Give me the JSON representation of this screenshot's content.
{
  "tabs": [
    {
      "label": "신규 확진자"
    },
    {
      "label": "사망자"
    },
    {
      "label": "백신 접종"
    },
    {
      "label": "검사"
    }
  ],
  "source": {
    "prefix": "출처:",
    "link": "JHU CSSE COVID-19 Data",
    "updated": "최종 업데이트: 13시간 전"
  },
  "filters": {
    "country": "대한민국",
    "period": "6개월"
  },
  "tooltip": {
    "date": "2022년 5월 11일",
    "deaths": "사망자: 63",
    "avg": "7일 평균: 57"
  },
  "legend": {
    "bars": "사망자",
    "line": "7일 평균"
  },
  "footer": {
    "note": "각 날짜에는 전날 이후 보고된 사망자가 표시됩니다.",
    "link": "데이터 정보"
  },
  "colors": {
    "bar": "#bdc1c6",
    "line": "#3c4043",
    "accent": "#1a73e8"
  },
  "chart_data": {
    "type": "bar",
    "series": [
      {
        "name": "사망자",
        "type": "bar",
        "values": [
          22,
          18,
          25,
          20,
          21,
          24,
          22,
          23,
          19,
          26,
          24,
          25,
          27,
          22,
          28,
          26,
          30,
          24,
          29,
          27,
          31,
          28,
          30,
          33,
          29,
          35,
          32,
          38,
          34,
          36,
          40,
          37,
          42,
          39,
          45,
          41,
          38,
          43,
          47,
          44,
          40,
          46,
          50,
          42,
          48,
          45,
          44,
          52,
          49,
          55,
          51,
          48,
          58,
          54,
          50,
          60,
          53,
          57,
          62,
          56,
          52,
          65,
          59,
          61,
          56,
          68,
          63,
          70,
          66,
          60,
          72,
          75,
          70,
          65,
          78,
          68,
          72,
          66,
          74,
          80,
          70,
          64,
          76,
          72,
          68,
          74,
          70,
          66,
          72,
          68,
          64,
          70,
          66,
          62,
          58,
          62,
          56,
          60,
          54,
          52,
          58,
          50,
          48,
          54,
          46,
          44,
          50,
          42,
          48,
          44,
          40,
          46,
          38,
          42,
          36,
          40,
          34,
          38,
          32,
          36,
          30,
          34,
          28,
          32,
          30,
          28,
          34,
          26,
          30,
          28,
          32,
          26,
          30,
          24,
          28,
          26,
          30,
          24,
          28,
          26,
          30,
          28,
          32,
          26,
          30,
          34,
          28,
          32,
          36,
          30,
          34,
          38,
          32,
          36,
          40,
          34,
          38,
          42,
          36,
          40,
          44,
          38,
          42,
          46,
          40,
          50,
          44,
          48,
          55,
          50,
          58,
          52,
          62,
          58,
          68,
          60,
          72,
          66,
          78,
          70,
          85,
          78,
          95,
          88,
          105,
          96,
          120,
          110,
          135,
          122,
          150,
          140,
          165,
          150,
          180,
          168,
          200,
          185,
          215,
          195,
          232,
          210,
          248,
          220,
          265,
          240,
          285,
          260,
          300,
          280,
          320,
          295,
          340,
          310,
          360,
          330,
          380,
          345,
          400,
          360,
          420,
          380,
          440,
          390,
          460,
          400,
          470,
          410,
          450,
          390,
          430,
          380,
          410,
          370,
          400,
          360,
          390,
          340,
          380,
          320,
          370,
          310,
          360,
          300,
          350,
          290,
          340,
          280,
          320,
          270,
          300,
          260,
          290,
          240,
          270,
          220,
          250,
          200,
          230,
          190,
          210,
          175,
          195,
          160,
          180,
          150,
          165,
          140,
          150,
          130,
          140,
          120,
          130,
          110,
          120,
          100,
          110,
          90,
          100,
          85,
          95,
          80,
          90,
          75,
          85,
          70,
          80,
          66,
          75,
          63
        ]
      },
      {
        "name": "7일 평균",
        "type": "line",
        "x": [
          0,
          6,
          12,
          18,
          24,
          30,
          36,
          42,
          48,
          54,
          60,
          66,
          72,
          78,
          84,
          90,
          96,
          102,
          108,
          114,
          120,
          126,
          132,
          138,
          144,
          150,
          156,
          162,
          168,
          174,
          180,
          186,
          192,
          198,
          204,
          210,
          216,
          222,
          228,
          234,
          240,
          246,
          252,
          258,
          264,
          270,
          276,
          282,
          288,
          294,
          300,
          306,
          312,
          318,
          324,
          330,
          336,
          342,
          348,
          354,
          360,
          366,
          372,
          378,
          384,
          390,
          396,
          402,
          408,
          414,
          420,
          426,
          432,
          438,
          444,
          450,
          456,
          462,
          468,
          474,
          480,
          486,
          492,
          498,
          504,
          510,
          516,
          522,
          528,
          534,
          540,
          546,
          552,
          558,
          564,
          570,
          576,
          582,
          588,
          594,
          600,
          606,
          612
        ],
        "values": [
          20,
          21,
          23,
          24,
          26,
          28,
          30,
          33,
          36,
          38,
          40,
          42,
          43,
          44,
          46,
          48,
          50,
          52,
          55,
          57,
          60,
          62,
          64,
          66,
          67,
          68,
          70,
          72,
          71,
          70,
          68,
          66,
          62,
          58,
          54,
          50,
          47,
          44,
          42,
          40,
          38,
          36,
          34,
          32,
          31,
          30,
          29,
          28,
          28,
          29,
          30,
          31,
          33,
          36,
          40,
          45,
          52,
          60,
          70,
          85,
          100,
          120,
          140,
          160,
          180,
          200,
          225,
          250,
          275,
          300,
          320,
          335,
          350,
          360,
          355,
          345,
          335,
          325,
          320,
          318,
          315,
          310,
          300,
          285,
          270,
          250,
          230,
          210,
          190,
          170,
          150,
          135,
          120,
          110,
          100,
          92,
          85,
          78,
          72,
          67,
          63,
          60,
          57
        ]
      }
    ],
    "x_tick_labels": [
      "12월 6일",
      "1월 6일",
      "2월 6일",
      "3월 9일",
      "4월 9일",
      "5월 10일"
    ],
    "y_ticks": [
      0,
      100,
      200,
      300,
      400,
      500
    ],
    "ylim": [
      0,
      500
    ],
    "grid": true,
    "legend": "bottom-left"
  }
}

━━━━━━━━━━━━━━━━━━━━

## WRITTEN INSTRUCTION
Go through the records and pull out each line that includes the word "link".

## WRITTEN REPLY
    "link": "JHU CSSE COVID-19 Data",
    "link": "데이터 정보"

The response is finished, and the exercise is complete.